**GOAL:** Return all of the lines below exactly as they are.
(begin)
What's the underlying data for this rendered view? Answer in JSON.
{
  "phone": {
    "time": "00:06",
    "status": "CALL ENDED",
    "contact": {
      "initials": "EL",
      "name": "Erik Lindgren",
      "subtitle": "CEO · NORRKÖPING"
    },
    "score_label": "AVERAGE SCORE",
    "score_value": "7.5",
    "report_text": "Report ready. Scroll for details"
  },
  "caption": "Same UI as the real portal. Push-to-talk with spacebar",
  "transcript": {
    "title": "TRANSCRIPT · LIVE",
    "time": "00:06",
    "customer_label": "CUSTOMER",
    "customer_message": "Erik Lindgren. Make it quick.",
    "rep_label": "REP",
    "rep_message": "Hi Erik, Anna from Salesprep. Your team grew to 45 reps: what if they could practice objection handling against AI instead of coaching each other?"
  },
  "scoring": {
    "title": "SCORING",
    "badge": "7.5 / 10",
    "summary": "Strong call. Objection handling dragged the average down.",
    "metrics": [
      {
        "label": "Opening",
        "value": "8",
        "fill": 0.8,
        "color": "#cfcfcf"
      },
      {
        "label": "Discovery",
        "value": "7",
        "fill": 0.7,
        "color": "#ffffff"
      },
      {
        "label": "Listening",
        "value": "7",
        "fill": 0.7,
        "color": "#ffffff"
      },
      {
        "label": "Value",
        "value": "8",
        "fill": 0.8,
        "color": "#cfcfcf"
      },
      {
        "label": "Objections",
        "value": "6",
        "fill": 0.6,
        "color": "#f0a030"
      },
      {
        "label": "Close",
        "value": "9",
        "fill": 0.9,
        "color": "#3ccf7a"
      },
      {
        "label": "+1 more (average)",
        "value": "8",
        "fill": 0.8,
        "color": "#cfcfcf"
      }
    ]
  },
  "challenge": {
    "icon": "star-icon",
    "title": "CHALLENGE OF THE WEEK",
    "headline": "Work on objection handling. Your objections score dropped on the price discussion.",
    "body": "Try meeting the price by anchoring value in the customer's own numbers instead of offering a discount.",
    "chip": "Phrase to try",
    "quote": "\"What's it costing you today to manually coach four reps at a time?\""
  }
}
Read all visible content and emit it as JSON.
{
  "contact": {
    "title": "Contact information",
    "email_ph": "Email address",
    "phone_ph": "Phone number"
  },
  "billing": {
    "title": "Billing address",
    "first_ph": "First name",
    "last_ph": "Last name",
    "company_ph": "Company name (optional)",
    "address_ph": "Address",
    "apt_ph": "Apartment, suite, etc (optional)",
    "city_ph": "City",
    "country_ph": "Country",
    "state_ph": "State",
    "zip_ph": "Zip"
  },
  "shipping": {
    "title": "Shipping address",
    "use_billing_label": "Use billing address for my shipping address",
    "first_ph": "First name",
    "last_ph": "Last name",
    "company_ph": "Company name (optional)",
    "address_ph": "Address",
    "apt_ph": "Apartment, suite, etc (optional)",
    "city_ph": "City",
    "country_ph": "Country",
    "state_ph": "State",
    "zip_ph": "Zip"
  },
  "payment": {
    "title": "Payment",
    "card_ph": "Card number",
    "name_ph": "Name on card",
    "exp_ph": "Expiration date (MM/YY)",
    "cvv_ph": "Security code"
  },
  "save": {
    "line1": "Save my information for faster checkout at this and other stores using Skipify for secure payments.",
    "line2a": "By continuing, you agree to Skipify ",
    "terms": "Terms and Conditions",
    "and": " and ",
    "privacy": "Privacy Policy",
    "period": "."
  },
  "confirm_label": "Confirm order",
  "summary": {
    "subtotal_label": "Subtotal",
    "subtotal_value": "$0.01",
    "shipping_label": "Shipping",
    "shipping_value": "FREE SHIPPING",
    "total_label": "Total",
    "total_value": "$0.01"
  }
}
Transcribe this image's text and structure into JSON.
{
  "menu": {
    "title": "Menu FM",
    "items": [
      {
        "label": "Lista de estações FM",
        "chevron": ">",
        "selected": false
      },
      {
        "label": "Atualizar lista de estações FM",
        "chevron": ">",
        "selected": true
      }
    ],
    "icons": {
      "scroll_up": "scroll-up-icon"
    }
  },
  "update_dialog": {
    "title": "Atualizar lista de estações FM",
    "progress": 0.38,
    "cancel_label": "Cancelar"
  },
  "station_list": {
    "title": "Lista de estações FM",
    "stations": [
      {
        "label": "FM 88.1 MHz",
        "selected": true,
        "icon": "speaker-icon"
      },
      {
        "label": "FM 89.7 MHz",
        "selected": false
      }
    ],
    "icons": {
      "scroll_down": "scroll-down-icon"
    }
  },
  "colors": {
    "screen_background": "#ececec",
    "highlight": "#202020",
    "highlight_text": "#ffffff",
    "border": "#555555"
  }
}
(end)
**RESPONSE TO THIS TASK:**
What's the underlying data for this rendered view? Answer in JSON.
{
  "phone": {
    "time": "00:06",
    "status": "CALL ENDED",
    "contact": {
      "initials": "EL",
      "name": "Erik Lindgren",
      "subtitle": "CEO · NORRKÖPING"
    },
    "score_label": "AVERAGE SCORE",
    "score_value": "7.5",
    "report_text": "Report ready. Scroll for details"
  },
  "caption": "Same UI as the real portal. Push-to-talk with spacebar",
  "transcript": {
    "title": "TRANSCRIPT · LIVE",
    "time": "00:06",
    "customer_label": "CUSTOMER",
    "customer_message": "Erik Lindgren. Make it quick.",
    "rep_label": "REP",
    "rep_message": "Hi Erik, Anna from Salesprep. Your team grew to 45 reps: what if they could practice objection handling against AI instead of coaching each other?"
  },
  "scoring": {
    "title": "SCORING",
    "badge": "7.5 / 10",
    "summary": "Strong call. Objection handling dragged the average down.",
    "metrics": [
      {
        "label": "Opening",
        "value": "8",
        "fill": 0.8,
        "color": "#cfcfcf"
      },
      {
        "label": "Discovery",
        "value": "7",
        "fill": 0.7,
        "color": "#ffffff"
      },
      {
        "label": "Listening",
        "value": "7",
        "fill": 0.7,
        "color": "#ffffff"
      },
      {
        "label": "Value",
        "value": "8",
        "fill": 0.8,
        "color": "#cfcfcf"
      },
      {
        "label": "Objections",
        "value": "6",
        "fill": 0.6,
        "color": "#f0a030"
      },
      {
        "label": "Close",
        "value": "9",
        "fill": 0.9,
        "color": "#3ccf7a"
      },
      {
        "label": "+1 more (average)",
        "value": "8",
        "fill": 0.8,
        "color": "#cfcfcf"
      }
    ]
  },
  "challenge": {
    "icon": "star-icon",
    "title": "CHALLENGE OF THE WEEK",
    "headline": "Work on objection handling. Your objections score dropped on the price discussion.",
    "body": "Try meeting the price by anchoring value in the customer's own numbers instead of offering a discount.",
    "chip": "Phrase to try",
    "quote": "\"What's it costing you today to manually coach four reps at a time?\""
  }
}
Read all visible content and emit it as JSON.
{
  "contact": {
    "title": "Contact information",
    "email_ph": "Email address",
    "phone_ph": "Phone number"
  },
  "billing": {
    "title": "Billing address",
    "first_ph": "First name",
    "last_ph": "Last name",
    "company_ph": "Company name (optional)",
    "address_ph": "Address",
    "apt_ph": "Apartment, suite, etc (optional)",
    "city_ph": "City",
    "country_ph": "Country",
    "state_ph": "State",
    "zip_ph": "Zip"
  },
  "shipping": {
    "title": "Shipping address",
    "use_billing_label": "Use billing address for my shipping address",
    "first_ph": "First name",
    "last_ph": "Last name",
    "company_ph": "Company name (optional)",
    "address_ph": "Address",
    "apt_ph": "Apartment, suite, etc (optional)",
    "city_ph": "City",
    "country_ph": "Country",
    "state_ph": "State",
    "zip_ph": "Zip"
  },
  "payment": {
    "title": "Payment",
    "card_ph": "Card number",
    "name_ph": "Name on card",
    "exp_ph": "Expiration date (MM/YY)",
    "cvv_ph": "Security code"
  },
  "save": {
    "line1": "Save my information for faster checkout at this and other stores using Skipify for secure payments.",
    "line2a": "By continuing, you agree to Skipify ",
    "terms": "Terms and Conditions",
    "and": " and ",
    "privacy": "Privacy Policy",
    "period": "."
  },
  "confirm_label": "Confirm order",
  "summary": {
    "subtotal_label": "Subtotal",
    "subtotal_value": "$0.01",
    "shipping_label": "Shipping",
    "shipping_value": "FREE SHIPPING",
    "total_label": "Total",
    "total_value": "$0.01"
  }
}
Transcribe this image's text and structure into JSON.
{
  "menu": {
    "title": "Menu FM",
    "items": [
      {
        "label": "Lista de estações FM",
        "chevron": ">",
        "selected": false
      },
      {
        "label": "Atualizar lista de estações FM",
        "chevron": ">",
        "selected": true
      }
    ],
    "icons": {
      "scroll_up": "scroll-up-icon"
    }
  },
  "update_dialog": {
    "title": "Atualizar lista de estações FM",
    "progress": 0.38,
    "cancel_label": "Cancelar"
  },
  "station_list": {
    "title": "Lista de estações FM",
    "stations": [
      {
        "label": "FM 88.1 MHz",
        "selected": true,
        "icon": "speaker-icon"
      },
      {
        "label": "FM 89.7 MHz",
        "selected": false
      }
    ],
    "icons": {
      "scroll_down": "scroll-down-icon"
    }
  },
  "colors": {
    "screen_background": "#ececec",
    "highlight": "#202020",
    "highlight_text": "#ffffff",
    "border": "#555555"
  }
}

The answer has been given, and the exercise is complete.